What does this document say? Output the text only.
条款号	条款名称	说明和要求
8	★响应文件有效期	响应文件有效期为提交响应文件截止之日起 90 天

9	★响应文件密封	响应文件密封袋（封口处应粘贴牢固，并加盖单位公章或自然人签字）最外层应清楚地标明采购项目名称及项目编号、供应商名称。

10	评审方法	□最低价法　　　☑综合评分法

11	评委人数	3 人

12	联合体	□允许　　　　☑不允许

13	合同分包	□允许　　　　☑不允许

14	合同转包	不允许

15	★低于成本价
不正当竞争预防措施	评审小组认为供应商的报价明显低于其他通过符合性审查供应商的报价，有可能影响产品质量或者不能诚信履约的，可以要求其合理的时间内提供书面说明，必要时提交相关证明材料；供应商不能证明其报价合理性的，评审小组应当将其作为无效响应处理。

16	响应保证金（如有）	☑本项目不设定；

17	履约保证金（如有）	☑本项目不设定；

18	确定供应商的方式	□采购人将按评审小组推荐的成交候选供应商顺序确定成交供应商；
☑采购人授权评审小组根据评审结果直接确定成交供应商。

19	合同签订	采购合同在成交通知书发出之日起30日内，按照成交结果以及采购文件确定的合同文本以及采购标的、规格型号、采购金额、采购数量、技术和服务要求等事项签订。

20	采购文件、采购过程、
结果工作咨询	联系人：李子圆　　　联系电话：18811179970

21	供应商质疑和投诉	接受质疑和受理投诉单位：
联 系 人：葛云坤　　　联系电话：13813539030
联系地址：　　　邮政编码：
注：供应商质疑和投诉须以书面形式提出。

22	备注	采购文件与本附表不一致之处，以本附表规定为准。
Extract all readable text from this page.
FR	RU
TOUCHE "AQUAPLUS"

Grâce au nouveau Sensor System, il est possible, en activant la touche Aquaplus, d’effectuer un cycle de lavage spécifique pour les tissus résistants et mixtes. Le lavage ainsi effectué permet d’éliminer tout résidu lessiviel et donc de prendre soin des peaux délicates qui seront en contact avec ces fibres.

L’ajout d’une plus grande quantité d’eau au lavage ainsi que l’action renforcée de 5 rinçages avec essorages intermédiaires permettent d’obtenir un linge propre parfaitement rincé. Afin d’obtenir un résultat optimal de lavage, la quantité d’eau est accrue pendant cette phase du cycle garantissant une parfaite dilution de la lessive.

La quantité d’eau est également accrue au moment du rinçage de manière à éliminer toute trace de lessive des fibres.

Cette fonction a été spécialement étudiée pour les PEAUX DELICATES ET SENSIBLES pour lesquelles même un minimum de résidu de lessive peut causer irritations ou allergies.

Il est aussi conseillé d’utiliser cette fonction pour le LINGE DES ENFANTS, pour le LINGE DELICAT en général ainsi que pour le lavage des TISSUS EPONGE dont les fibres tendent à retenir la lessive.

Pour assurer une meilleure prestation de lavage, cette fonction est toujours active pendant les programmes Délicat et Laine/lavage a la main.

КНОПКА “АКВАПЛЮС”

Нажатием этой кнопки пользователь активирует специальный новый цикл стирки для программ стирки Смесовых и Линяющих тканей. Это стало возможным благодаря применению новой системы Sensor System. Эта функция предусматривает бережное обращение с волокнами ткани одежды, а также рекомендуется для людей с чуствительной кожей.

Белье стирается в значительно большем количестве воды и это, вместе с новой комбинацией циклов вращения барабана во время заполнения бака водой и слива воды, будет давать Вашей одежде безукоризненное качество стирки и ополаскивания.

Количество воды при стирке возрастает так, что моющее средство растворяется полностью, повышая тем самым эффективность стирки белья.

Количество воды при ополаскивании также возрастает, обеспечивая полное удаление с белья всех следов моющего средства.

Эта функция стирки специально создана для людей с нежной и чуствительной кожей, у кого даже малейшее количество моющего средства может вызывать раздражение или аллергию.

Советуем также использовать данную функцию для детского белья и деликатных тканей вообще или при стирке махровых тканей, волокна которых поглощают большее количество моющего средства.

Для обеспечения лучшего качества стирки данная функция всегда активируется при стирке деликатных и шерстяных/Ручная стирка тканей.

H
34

Task objective: Show, from the material above, each line that includes the string "Sensor".

Task result:
Grâce au nouveau Sensor System, il est possible, en activant la touche Aquaplus, d’effectuer un cycle de lavage spécifique pour les tissus résistants et mixtes. Le lavage ainsi effectué permet d’éliminer tout résidu lessiviel et donc de prendre soin des peaux délicates qui seront en contact avec ces fibres.
Нажатием этой кнопки пользователь активирует специальный новый цикл стирки для программ стирки Смесовых и Линяющих тканей. Это стало возможным благодаря применению новой системы Sensor System. Эта функция предусматривает бережное обращение с волокнами ткани одежды, а также рекомендуется для людей с чуствительной кожей.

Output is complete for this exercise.